• [WRITTEN REQUEST]
Make an exact copy of all the records.
= = = = = = =
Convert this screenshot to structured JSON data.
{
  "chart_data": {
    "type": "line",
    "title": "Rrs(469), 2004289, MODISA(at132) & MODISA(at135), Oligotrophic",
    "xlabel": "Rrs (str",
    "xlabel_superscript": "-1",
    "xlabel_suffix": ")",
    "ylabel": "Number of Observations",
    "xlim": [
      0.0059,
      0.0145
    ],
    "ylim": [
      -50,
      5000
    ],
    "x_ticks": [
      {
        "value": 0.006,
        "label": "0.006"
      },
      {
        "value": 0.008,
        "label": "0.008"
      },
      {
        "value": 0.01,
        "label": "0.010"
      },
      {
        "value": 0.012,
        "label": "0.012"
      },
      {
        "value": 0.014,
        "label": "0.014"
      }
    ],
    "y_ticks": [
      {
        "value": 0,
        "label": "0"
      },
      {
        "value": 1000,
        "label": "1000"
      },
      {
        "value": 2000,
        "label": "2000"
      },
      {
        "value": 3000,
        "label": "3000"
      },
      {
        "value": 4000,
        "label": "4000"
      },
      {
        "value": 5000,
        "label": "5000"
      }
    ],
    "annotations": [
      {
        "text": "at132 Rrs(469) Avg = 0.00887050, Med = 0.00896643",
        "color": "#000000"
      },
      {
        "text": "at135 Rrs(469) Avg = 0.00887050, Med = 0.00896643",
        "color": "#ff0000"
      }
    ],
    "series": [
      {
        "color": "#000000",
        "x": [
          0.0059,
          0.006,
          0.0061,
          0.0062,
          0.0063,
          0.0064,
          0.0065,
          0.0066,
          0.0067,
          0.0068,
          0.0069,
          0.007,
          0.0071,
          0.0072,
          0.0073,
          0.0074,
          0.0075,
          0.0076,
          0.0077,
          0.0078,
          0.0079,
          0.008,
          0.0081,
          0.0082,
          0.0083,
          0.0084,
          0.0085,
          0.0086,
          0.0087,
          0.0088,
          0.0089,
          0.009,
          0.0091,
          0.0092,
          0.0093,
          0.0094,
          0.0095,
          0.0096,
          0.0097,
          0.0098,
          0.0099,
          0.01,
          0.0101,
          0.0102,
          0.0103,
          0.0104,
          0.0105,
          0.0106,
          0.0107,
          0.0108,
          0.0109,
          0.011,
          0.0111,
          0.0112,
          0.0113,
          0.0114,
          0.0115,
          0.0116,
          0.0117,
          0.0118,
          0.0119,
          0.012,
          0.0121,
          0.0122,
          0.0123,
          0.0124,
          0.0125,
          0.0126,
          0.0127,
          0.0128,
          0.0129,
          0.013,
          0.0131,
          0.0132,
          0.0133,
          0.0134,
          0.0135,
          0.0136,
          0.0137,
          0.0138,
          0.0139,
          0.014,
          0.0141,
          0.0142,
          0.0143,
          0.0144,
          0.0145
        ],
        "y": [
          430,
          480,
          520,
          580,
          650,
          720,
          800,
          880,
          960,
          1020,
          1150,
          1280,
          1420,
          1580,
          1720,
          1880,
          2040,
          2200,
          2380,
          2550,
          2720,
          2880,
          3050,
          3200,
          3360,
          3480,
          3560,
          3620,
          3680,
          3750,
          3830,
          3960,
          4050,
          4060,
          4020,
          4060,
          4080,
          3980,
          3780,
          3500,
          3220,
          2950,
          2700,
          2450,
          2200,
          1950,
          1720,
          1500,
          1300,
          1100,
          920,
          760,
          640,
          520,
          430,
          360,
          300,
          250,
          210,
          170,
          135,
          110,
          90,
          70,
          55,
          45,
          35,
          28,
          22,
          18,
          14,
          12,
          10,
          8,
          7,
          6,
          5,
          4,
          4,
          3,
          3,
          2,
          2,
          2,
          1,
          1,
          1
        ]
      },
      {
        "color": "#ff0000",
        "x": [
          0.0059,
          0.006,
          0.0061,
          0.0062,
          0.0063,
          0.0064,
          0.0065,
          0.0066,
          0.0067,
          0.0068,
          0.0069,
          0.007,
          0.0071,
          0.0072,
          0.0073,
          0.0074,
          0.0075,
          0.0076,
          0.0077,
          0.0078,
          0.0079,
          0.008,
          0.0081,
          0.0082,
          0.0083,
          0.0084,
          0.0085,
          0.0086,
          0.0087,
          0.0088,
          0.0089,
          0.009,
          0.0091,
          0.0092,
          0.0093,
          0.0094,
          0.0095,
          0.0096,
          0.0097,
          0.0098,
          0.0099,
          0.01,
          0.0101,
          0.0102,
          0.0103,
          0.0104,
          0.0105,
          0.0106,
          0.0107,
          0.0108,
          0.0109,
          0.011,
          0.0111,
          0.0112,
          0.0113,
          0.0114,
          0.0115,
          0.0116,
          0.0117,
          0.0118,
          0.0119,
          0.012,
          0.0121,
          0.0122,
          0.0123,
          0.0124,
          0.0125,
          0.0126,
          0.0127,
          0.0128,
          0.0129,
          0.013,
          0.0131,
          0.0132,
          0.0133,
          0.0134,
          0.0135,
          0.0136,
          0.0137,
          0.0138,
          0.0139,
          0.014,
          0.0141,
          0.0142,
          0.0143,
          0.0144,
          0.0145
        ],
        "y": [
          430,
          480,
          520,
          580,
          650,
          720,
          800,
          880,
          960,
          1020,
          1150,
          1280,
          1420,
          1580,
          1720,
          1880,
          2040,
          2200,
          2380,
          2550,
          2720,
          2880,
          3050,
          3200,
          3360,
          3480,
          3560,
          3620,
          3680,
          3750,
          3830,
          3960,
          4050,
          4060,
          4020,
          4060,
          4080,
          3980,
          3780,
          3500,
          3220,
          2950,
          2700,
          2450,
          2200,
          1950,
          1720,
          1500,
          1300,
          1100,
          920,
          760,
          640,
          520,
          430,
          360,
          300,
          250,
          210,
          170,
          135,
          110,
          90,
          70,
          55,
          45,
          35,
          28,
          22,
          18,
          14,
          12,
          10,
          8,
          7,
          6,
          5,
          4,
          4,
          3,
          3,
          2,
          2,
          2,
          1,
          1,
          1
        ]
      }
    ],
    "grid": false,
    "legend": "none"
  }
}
= = = = = = =
• [FULL ANSWER]
Convert this screenshot to structured JSON data.
{
  "chart_data": {
    "type": "line",
    "title": "Rrs(469), 2004289, MODISA(at132) & MODISA(at135), Oligotrophic",
    "xlabel": "Rrs (str",
    "xlabel_superscript": "-1",
    "xlabel_suffix": ")",
    "ylabel": "Number of Observations",
    "xlim": [
      0.0059,
      0.0145
    ],
    "ylim": [
      -50,
      5000
    ],
    "x_ticks": [
      {
        "value": 0.006,
        "label": "0.006"
      },
      {
        "value": 0.008,
        "label": "0.008"
      },
      {
        "value": 0.01,
        "label": "0.010"
      },
      {
        "value": 0.012,
        "label": "0.012"
      },
      {
        "value": 0.014,
        "label": "0.014"
      }
    ],
    "y_ticks": [
      {
        "value": 0,
        "label": "0"
      },
      {
        "value": 1000,
        "label": "1000"
      },
      {
        "value": 2000,
        "label": "2000"
      },
      {
        "value": 3000,
        "label": "3000"
      },
      {
        "value": 4000,
        "label": "4000"
      },
      {
        "value": 5000,
        "label": "5000"
      }
    ],
    "annotations": [
      {
        "text": "at132 Rrs(469) Avg = 0.00887050, Med = 0.00896643",
        "color": "#000000"
      },
      {
        "text": "at135 Rrs(469) Avg = 0.00887050, Med = 0.00896643",
        "color": "#ff0000"
      }
    ],
    "series": [
      {
        "color": "#000000",
        "x": [
          0.0059,
          0.006,
          0.0061,
          0.0062,
          0.0063,
          0.0064,
          0.0065,
          0.0066,
          0.0067,
          0.0068,
          0.0069,
          0.007,
          0.0071,
          0.0072,
          0.0073,
          0.0074,
          0.0075,
          0.0076,
          0.0077,
          0.0078,
          0.0079,
          0.008,
          0.0081,
          0.0082,
          0.0083,
          0.0084,
          0.0085,
          0.0086,
          0.0087,
          0.0088,
          0.0089,
          0.009,
          0.0091,
          0.0092,
          0.0093,
          0.0094,
          0.0095,
          0.0096,
          0.0097,
          0.0098,
          0.0099,
          0.01,
          0.0101,
          0.0102,
          0.0103,
          0.0104,
          0.0105,
          0.0106,
          0.0107,
          0.0108,
          0.0109,
          0.011,
          0.0111,
          0.0112,
          0.0113,
          0.0114,
          0.0115,
          0.0116,
          0.0117,
          0.0118,
          0.0119,
          0.012,
          0.0121,
          0.0122,
          0.0123,
          0.0124,
          0.0125,
          0.0126,
          0.0127,
          0.0128,
          0.0129,
          0.013,
          0.0131,
          0.0132,
          0.0133,
          0.0134,
          0.0135,
          0.0136,
          0.0137,
          0.0138,
          0.0139,
          0.014,
          0.0141,
          0.0142,
          0.0143,
          0.0144,
          0.0145
        ],
        "y": [
          430,
          480,
          520,
          580,
          650,
          720,
          800,
          880,
          960,
          1020,
          1150,
          1280,
          1420,
          1580,
          1720,
          1880,
          2040,
          2200,
          2380,
          2550,
          2720,
          2880,
          3050,
          3200,
          3360,
          3480,
          3560,
          3620,
          3680,
          3750,
          3830,
          3960,
          4050,
          4060,
          4020,
          4060,
          4080,
          3980,
          3780,
          3500,
          3220,
          2950,
          2700,
          2450,
          2200,
          1950,
          1720,
          1500,
          1300,
          1100,
          920,
          760,
          640,
          520,
          430,
          360,
          300,
          250,
          210,
          170,
          135,
          110,
          90,
          70,
          55,
          45,
          35,
          28,
          22,
          18,
          14,
          12,
          10,
          8,
          7,
          6,
          5,
          4,
          4,
          3,
          3,
          2,
          2,
          2,
          1,
          1,
          1
        ]
      },
      {
        "color": "#ff0000",
        "x": [
          0.0059,
          0.006,
          0.0061,
          0.0062,
          0.0063,
          0.0064,
          0.0065,
          0.0066,
          0.0067,
          0.0068,
          0.0069,
          0.007,
          0.0071,
          0.0072,
          0.0073,
          0.0074,
          0.0075,
          0.0076,
          0.0077,
          0.0078,
          0.0079,
          0.008,
          0.0081,
          0.0082,
          0.0083,
          0.0084,
          0.0085,
          0.0086,
          0.0087,
          0.0088,
          0.0089,
          0.009,
          0.0091,
          0.0092,
          0.0093,
          0.0094,
          0.0095,
          0.0096,
          0.0097,
          0.0098,
          0.0099,
          0.01,
          0.0101,
          0.0102,
          0.0103,
          0.0104,
          0.0105,
          0.0106,
          0.0107,
          0.0108,
          0.0109,
          0.011,
          0.0111,
          0.0112,
          0.0113,
          0.0114,
          0.0115,
          0.0116,
          0.0117,
          0.0118,
          0.0119,
          0.012,
          0.0121,
          0.0122,
          0.0123,
          0.0124,
          0.0125,
          0.0126,
          0.0127,
          0.0128,
          0.0129,
          0.013,
          0.0131,
          0.0132,
          0.0133,
          0.0134,
          0.0135,
          0.0136,
          0.0137,
          0.0138,
          0.0139,
          0.014,
          0.0141,
          0.0142,
          0.0143,
          0.0144,
          0.0145
        ],
        "y": [
          430,
          480,
          520,
          580,
          650,
          720,
          800,
          880,
          960,
          1020,
          1150,
          1280,
          1420,
          1580,
          1720,
          1880,
          2040,
          2200,
          2380,
          2550,
          2720,
          2880,
          3050,
          3200,
          3360,
          3480,
          3560,
          3620,
          3680,
          3750,
          3830,
          3960,
          4050,
          4060,
          4020,
          4060,
          4080,
          3980,
          3780,
          3500,
          3220,
          2950,
          2700,
          2450,
          2200,
          1950,
          1720,
          1500,
          1300,
          1100,
          920,
          760,
          640,
          520,
          430,
          360,
          300,
          250,
          210,
          170,
          135,
          110,
          90,
          70,
          55,
          45,
          35,
          28,
          22,
          18,
          14,
          12,
          10,
          8,
          7,
          6,
          5,
          4,
          4,
          3,
          3,
          2,
          2,
          2,
          1,
          1,
          1
        ]
      }
    ],
    "grid": false,
    "legend": "none"
  }
}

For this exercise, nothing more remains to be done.